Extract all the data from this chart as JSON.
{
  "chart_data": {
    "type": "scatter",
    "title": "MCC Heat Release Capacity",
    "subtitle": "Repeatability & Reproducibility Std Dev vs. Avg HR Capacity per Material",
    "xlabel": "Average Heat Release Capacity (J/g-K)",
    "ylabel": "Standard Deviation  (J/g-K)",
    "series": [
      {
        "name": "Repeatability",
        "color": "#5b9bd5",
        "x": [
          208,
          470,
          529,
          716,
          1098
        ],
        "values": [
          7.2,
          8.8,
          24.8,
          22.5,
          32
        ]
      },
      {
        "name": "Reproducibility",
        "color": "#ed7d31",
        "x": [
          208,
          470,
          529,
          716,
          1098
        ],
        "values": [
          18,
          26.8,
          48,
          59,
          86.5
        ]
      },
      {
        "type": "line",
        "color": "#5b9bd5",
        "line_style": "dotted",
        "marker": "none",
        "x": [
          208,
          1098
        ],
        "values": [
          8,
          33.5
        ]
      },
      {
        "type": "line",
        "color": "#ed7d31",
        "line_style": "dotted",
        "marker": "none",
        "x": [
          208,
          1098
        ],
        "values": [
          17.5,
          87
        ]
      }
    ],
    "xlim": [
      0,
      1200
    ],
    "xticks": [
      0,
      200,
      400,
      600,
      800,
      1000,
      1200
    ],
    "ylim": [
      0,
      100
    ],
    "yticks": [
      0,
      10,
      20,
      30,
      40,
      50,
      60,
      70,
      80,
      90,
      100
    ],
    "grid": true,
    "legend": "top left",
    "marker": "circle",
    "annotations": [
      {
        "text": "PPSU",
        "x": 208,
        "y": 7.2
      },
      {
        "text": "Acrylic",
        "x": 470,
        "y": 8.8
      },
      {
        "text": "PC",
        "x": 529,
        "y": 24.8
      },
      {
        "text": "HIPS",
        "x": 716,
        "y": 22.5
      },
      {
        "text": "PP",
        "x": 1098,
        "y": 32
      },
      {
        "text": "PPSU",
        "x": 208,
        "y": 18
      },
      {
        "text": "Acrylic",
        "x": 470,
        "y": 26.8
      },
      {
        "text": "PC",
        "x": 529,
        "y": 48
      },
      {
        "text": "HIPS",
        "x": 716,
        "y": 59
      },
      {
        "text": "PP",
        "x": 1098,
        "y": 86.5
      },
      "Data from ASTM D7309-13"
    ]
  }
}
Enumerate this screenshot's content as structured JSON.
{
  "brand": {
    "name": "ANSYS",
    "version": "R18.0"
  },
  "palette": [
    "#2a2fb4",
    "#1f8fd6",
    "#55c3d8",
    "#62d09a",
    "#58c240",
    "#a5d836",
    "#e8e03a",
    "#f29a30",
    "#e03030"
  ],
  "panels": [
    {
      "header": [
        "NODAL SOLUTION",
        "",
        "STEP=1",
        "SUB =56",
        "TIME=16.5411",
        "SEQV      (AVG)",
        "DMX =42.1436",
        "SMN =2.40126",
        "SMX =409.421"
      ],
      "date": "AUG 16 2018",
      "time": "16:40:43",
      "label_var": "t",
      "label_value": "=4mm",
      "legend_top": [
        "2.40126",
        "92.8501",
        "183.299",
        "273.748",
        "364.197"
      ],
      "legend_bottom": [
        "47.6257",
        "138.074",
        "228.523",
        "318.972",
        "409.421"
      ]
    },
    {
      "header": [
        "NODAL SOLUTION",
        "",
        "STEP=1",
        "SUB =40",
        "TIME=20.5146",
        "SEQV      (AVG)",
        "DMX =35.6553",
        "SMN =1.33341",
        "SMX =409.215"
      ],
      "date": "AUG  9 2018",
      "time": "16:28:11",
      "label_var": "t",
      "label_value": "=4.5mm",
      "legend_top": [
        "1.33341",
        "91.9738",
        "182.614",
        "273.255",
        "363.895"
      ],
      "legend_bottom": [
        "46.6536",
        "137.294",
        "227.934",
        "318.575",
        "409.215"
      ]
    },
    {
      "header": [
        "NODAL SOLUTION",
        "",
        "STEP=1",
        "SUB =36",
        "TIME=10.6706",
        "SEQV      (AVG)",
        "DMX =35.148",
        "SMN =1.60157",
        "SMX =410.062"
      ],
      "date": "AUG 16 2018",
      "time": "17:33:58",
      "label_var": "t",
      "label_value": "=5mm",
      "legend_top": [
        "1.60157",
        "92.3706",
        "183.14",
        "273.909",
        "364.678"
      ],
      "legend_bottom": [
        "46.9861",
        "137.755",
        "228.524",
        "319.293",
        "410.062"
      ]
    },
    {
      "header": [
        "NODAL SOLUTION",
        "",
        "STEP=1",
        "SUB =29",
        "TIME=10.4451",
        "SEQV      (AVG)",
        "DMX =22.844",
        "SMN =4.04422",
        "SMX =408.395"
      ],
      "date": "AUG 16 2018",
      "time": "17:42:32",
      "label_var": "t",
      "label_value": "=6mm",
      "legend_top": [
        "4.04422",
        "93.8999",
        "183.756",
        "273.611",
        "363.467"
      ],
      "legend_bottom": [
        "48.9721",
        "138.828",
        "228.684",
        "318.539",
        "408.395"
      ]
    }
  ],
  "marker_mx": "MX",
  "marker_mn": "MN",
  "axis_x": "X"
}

→ The exercise:
Your task is to repeat every entry exactly.

→ Output for this exercise:
Extract all the data from this chart as JSON.
{
  "chart_data": {
    "type": "scatter",
    "title": "MCC Heat Release Capacity",
    "subtitle": "Repeatability & Reproducibility Std Dev vs. Avg HR Capacity per Material",
    "xlabel": "Average Heat Release Capacity (J/g-K)",
    "ylabel": "Standard Deviation  (J/g-K)",
    "series": [
      {
        "name": "Repeatability",
        "color": "#5b9bd5",
        "x": [
          208,
          470,
          529,
          716,
          1098
        ],
        "values": [
          7.2,
          8.8,
          24.8,
          22.5,
          32
        ]
      },
      {
        "name": "Reproducibility",
        "color": "#ed7d31",
        "x": [
          208,
          470,
          529,
          716,
          1098
        ],
        "values": [
          18,
          26.8,
          48,
          59,
          86.5
        ]
      },
      {
        "type": "line",
        "color": "#5b9bd5",
        "line_style": "dotted",
        "marker": "none",
        "x": [
          208,
          1098
        ],
        "values": [
          8,
          33.5
        ]
      },
      {
        "type": "line",
        "color": "#ed7d31",
        "line_style": "dotted",
        "marker": "none",
        "x": [
          208,
          1098
        ],
        "values": [
          17.5,
          87
        ]
      }
    ],
    "xlim": [
      0,
      1200
    ],
    "xticks": [
      0,
      200,
      400,
      600,
      800,
      1000,
      1200
    ],
    "ylim": [
      0,
      100
    ],
    "yticks": [
      0,
      10,
      20,
      30,
      40,
      50,
      60,
      70,
      80,
      90,
      100
    ],
    "grid": true,
    "legend": "top left",
    "marker": "circle",
    "annotations": [
      {
        "text": "PPSU",
        "x": 208,
        "y": 7.2
      },
      {
        "text": "Acrylic",
        "x": 470,
        "y": 8.8
      },
      {
        "text": "PC",
        "x": 529,
        "y": 24.8
      },
      {
        "text": "HIPS",
        "x": 716,
        "y": 22.5
      },
      {
        "text": "PP",
        "x": 1098,
        "y": 32
      },
      {
        "text": "PPSU",
        "x": 208,
        "y": 18
      },
      {
        "text": "Acrylic",
        "x": 470,
        "y": 26.8
      },
      {
        "text": "PC",
        "x": 529,
        "y": 48
      },
      {
        "text": "HIPS",
        "x": 716,
        "y": 59
      },
      {
        "text": "PP",
        "x": 1098,
        "y": 86.5
      },
      "Data from ASTM D7309-13"
    ]
  }
}
Enumerate this screenshot's content as structured JSON.
{
  "brand": {
    "name": "ANSYS",
    "version": "R18.0"
  },
  "palette": [
    "#2a2fb4",
    "#1f8fd6",
    "#55c3d8",
    "#62d09a",
    "#58c240",
    "#a5d836",
    "#e8e03a",
    "#f29a30",
    "#e03030"
  ],
  "panels": [
    {
      "header": [
        "NODAL SOLUTION",
        "",
        "STEP=1",
        "SUB =56",
        "TIME=16.5411",
        "SEQV      (AVG)",
        "DMX =42.1436",
        "SMN =2.40126",
        "SMX =409.421"
      ],
      "date": "AUG 16 2018",
      "time": "16:40:43",
      "label_var": "t",
      "label_value": "=4mm",
      "legend_top": [
        "2.40126",
        "92.8501",
        "183.299",
        "273.748",
        "364.197"
      ],
      "legend_bottom": [
        "47.6257",
        "138.074",
        "228.523",
        "318.972",
        "409.421"
      ]
    },
    {
      "header": [
        "NODAL SOLUTION",
        "",
        "STEP=1",
        "SUB =40",
        "TIME=20.5146",
        "SEQV      (AVG)",
        "DMX =35.6553",
        "SMN =1.33341",
        "SMX =409.215"
      ],
      "date": "AUG  9 2018",
      "time": "16:28:11",
      "label_var": "t",
      "label_value": "=4.5mm",
      "legend_top": [
        "1.33341",
        "91.9738",
        "182.614",
        "273.255",
        "363.895"
      ],
      "legend_bottom": [
        "46.6536",
        "137.294",
        "227.934",
        "318.575",
        "409.215"
      ]
    },
    {
      "header": [
        "NODAL SOLUTION",
        "",
        "STEP=1",
        "SUB =36",
        "TIME=10.6706",
        "SEQV      (AVG)",
        "DMX =35.148",
        "SMN =1.60157",
        "SMX =410.062"
      ],
      "date": "AUG 16 2018",
      "time": "17:33:58",
      "label_var": "t",
      "label_value": "=5mm",
      "legend_top": [
        "1.60157",
        "92.3706",
        "183.14",
        "273.909",
        "364.678"
      ],
      "legend_bottom": [
        "46.9861",
        "137.755",
        "228.524",
        "319.293",
        "410.062"
      ]
    },
    {
      "header": [
        "NODAL SOLUTION",
        "",
        "STEP=1",
        "SUB =29",
        "TIME=10.4451",
        "SEQV      (AVG)",
        "DMX =22.844",
        "SMN =4.04422",
        "SMX =408.395"
      ],
      "date": "AUG 16 2018",
      "time": "17:42:32",
      "label_var": "t",
      "label_value": "=6mm",
      "legend_top": [
        "4.04422",
        "93.8999",
        "183.756",
        "273.611",
        "363.467"
      ],
      "legend_bottom": [
        "48.9721",
        "138.828",
        "228.684",
        "318.539",
        "408.395"
      ]
    }
  ],
  "marker_mx": "MX",
  "marker_mn": "MN",
  "axis_x": "X"
}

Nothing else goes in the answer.